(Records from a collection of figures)
== == ==

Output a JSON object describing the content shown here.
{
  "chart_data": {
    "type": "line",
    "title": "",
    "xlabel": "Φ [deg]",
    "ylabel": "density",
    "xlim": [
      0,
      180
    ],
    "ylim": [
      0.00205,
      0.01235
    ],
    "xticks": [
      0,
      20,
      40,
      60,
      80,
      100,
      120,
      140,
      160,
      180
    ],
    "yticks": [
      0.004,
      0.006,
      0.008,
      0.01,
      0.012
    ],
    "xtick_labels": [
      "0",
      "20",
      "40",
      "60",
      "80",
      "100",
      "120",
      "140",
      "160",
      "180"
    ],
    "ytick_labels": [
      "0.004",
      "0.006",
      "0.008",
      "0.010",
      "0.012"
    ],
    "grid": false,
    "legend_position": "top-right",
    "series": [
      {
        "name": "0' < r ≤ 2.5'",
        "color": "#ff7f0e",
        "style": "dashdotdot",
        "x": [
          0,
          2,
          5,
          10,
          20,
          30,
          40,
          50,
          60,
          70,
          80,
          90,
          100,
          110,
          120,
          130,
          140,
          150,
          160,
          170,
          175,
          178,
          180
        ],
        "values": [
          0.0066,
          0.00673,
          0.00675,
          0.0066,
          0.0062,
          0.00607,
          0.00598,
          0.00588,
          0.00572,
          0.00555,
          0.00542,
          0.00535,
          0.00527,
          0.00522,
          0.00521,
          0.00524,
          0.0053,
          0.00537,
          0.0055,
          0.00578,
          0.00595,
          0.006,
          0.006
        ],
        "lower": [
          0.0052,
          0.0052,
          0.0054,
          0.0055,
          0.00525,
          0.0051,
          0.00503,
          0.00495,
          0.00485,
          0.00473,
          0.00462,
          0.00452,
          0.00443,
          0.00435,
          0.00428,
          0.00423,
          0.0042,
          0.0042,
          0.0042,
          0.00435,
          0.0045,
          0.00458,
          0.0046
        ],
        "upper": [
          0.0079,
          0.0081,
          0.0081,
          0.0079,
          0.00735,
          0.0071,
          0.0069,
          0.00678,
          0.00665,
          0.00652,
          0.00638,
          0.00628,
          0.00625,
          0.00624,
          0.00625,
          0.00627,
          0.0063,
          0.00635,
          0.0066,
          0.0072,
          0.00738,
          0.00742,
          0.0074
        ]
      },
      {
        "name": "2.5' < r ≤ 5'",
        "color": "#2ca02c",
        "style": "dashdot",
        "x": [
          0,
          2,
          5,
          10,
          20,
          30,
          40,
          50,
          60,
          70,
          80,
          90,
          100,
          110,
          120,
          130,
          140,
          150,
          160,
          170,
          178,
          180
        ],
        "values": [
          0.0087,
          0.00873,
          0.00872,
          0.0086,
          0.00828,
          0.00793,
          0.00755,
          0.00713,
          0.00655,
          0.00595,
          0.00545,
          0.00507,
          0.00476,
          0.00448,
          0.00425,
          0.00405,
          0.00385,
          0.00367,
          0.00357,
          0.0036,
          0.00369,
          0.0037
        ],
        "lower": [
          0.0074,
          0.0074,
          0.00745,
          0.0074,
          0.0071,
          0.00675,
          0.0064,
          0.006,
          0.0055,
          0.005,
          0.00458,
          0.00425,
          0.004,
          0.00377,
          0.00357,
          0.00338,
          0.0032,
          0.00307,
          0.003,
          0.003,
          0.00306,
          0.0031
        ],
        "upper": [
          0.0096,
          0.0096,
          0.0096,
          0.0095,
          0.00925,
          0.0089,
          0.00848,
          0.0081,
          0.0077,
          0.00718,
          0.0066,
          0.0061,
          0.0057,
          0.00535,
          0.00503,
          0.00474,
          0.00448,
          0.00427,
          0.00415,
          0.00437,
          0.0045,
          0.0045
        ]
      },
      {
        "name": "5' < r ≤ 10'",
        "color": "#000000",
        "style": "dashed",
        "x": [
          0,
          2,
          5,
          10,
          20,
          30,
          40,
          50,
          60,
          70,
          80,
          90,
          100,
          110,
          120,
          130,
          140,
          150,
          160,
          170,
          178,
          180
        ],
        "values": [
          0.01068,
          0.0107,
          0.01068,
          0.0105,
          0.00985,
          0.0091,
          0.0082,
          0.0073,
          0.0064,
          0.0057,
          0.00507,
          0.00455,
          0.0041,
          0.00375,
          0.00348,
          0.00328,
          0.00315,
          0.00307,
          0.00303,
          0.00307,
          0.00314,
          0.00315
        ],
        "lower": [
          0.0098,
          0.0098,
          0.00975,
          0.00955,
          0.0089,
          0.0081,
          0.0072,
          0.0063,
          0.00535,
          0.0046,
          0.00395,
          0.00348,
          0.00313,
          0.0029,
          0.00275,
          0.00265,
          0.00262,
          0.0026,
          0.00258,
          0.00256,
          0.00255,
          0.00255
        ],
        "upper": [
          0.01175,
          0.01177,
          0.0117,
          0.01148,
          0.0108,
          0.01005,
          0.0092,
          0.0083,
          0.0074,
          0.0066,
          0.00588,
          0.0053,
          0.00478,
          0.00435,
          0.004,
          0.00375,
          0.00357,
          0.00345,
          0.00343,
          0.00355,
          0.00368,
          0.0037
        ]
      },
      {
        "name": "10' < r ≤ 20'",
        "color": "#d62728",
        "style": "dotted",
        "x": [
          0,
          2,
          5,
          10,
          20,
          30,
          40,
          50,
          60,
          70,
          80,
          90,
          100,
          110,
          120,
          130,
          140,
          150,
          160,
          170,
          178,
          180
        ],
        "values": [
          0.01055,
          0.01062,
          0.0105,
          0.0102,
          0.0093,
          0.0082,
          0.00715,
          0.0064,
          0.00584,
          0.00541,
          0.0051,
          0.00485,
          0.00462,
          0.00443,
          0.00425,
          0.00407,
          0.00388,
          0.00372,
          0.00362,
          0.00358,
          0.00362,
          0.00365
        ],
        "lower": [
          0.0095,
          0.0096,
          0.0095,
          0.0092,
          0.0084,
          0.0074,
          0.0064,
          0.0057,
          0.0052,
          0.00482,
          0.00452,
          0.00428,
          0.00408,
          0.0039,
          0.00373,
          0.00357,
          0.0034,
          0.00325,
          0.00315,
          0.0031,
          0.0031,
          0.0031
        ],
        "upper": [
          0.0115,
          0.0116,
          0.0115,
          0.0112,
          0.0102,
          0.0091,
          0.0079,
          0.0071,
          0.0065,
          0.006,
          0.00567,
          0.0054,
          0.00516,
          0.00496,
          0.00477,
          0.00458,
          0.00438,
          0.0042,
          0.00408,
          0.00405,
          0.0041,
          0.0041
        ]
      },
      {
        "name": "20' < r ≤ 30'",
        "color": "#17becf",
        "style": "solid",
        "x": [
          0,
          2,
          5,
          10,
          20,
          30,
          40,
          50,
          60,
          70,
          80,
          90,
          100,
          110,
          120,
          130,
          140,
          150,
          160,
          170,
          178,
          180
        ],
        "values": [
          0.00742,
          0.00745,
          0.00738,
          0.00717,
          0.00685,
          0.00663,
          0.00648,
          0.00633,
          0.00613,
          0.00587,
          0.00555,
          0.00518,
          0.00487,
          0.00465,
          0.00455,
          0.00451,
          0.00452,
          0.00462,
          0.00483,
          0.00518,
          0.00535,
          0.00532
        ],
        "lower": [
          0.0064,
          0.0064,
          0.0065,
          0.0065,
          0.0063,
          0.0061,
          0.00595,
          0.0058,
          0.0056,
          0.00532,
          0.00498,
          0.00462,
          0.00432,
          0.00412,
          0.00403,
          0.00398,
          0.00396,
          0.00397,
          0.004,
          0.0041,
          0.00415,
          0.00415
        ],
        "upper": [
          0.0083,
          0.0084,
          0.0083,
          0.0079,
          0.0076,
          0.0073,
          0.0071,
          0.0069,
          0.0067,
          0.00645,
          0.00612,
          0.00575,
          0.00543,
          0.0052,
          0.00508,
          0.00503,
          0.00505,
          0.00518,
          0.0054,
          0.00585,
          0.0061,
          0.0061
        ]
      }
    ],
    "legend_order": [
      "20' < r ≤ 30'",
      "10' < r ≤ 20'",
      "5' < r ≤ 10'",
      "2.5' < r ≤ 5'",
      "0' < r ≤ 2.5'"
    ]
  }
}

== == ==

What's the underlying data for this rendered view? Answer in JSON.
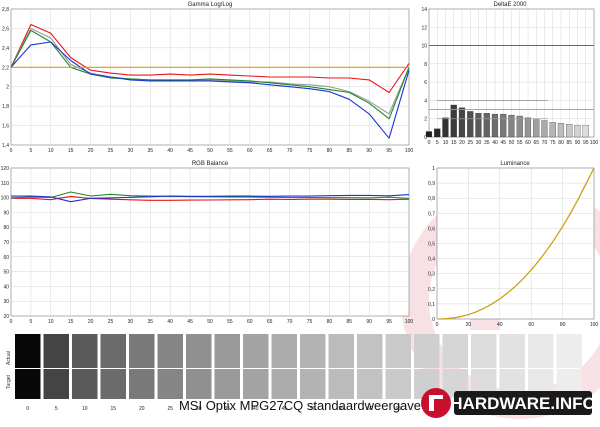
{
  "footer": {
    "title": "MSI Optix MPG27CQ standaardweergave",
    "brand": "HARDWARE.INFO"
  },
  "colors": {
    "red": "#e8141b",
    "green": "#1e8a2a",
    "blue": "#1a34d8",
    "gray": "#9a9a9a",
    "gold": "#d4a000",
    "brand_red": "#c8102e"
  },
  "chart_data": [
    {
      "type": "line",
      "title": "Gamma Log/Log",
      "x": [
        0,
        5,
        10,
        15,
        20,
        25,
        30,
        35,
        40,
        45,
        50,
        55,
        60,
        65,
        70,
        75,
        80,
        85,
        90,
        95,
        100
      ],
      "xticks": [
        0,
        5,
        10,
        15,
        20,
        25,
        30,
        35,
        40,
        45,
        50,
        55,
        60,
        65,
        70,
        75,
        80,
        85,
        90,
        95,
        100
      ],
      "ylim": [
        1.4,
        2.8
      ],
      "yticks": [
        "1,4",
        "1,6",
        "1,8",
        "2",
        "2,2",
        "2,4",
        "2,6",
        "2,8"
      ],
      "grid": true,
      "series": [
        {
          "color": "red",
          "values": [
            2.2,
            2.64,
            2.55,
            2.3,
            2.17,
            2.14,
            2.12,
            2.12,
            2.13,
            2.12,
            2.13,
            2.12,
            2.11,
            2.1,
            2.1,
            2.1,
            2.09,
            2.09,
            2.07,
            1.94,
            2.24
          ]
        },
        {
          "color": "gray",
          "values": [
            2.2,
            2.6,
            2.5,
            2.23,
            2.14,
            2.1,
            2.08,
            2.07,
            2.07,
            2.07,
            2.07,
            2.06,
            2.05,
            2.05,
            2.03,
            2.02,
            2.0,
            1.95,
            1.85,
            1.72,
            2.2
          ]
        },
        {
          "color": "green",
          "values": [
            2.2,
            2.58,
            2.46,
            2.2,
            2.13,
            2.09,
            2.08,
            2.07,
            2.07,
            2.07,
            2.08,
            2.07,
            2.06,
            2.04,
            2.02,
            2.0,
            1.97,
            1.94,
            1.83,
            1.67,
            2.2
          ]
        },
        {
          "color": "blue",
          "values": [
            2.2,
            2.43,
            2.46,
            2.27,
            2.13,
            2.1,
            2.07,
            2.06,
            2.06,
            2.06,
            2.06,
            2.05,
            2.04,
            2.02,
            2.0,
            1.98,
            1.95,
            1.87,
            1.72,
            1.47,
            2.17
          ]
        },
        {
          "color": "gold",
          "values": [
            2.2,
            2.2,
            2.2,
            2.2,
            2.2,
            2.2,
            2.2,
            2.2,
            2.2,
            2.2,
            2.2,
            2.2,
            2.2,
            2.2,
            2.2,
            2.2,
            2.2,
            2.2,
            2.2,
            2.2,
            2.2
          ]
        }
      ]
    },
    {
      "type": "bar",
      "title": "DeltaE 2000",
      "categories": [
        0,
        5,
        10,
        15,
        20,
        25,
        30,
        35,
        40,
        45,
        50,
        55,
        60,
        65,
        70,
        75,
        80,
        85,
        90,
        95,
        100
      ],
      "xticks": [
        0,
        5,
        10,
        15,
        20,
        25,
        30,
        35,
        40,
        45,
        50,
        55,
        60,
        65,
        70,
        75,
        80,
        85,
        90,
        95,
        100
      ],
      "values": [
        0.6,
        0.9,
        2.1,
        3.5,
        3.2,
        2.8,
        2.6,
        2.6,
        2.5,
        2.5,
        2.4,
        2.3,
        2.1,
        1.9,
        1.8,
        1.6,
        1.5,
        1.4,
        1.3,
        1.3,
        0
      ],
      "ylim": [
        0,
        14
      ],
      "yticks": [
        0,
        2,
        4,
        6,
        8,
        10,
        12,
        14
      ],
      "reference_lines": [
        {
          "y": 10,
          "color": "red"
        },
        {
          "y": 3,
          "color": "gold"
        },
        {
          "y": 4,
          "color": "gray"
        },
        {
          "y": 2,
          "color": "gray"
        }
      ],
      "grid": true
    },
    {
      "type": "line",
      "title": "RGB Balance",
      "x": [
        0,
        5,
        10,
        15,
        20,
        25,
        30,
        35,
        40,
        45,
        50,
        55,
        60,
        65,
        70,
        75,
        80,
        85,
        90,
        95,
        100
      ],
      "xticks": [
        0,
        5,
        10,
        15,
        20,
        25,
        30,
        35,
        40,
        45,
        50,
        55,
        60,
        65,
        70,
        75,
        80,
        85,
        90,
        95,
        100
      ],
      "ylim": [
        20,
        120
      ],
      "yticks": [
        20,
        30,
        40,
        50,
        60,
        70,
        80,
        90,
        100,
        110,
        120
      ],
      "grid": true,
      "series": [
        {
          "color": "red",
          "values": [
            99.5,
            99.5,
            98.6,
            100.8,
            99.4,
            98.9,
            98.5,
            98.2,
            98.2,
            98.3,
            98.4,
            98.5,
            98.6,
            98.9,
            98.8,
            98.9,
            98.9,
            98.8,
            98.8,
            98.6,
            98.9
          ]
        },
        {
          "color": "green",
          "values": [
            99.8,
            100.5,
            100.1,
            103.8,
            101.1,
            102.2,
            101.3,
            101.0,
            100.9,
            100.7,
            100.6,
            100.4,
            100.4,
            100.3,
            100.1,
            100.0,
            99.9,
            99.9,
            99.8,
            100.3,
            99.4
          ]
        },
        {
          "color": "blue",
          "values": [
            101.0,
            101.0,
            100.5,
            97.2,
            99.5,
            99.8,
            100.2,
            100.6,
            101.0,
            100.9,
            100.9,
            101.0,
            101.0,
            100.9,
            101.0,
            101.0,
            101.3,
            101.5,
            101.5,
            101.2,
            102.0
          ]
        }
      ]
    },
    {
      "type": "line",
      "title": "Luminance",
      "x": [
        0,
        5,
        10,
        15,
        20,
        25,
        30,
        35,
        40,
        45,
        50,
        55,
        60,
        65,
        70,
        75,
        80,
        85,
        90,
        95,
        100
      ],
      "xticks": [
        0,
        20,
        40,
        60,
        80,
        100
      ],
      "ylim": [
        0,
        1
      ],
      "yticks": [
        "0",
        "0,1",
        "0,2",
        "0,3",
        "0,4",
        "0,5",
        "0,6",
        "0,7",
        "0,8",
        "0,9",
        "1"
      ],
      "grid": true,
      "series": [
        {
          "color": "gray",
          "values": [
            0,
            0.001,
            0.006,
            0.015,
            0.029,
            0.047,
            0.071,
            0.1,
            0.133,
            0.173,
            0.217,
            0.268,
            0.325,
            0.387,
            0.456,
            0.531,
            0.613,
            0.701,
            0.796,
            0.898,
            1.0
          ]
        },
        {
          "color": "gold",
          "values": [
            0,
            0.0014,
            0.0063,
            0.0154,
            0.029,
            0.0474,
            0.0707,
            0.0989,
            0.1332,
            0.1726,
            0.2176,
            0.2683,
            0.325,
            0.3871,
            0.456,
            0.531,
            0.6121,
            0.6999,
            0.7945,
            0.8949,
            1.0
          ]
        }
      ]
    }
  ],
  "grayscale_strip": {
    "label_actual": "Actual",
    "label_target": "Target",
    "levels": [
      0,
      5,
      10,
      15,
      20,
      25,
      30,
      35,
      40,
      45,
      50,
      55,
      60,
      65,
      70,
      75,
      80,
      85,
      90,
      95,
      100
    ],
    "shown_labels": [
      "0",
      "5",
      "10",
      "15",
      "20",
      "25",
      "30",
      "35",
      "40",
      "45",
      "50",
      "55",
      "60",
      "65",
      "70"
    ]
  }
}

== == ==

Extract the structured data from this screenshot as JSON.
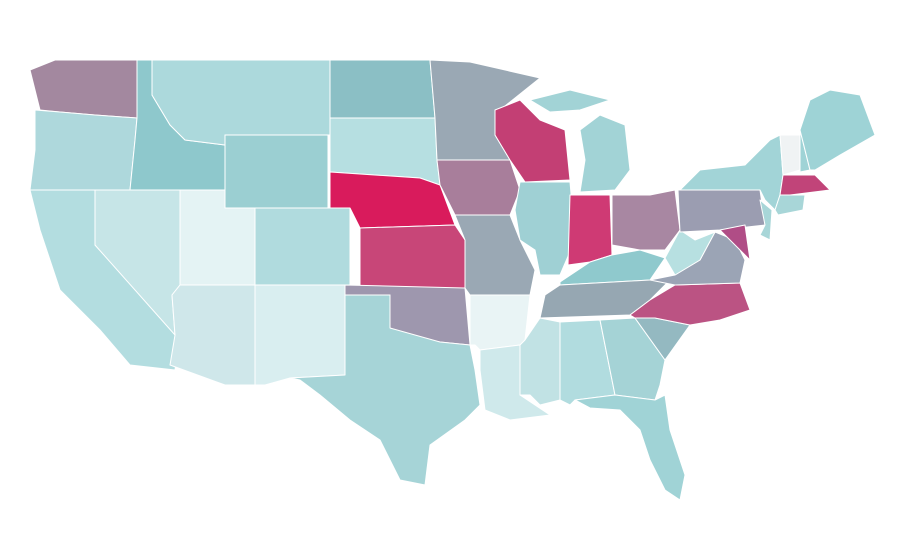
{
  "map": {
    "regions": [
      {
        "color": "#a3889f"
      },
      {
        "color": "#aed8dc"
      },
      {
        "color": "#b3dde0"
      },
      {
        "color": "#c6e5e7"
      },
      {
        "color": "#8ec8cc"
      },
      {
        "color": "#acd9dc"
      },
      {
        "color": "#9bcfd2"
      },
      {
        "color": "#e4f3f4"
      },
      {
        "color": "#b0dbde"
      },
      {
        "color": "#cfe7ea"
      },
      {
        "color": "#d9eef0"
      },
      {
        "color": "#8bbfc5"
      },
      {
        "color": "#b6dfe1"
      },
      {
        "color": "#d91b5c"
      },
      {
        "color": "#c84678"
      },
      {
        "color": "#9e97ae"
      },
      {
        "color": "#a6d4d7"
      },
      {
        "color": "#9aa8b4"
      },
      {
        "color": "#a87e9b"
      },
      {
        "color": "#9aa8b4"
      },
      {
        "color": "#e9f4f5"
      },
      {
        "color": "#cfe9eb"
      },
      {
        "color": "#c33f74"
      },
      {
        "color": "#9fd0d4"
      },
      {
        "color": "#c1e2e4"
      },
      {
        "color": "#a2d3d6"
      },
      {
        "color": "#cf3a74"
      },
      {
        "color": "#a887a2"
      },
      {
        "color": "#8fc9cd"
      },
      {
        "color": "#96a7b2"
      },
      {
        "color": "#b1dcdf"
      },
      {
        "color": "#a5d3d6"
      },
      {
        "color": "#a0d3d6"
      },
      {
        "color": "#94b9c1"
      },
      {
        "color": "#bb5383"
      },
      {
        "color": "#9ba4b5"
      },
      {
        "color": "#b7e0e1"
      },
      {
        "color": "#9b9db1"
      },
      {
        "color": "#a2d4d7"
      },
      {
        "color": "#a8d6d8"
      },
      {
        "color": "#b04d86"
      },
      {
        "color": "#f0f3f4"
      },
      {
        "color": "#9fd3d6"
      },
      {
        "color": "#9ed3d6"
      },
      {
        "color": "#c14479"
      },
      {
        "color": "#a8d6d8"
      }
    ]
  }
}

== == ==

Filter the records above for lines containing the word "this", and copy those lines.

Expected output:
What's the underlying data for this rendered view? Answer in JSON.
Extract the structured data from this screenshot as JSON.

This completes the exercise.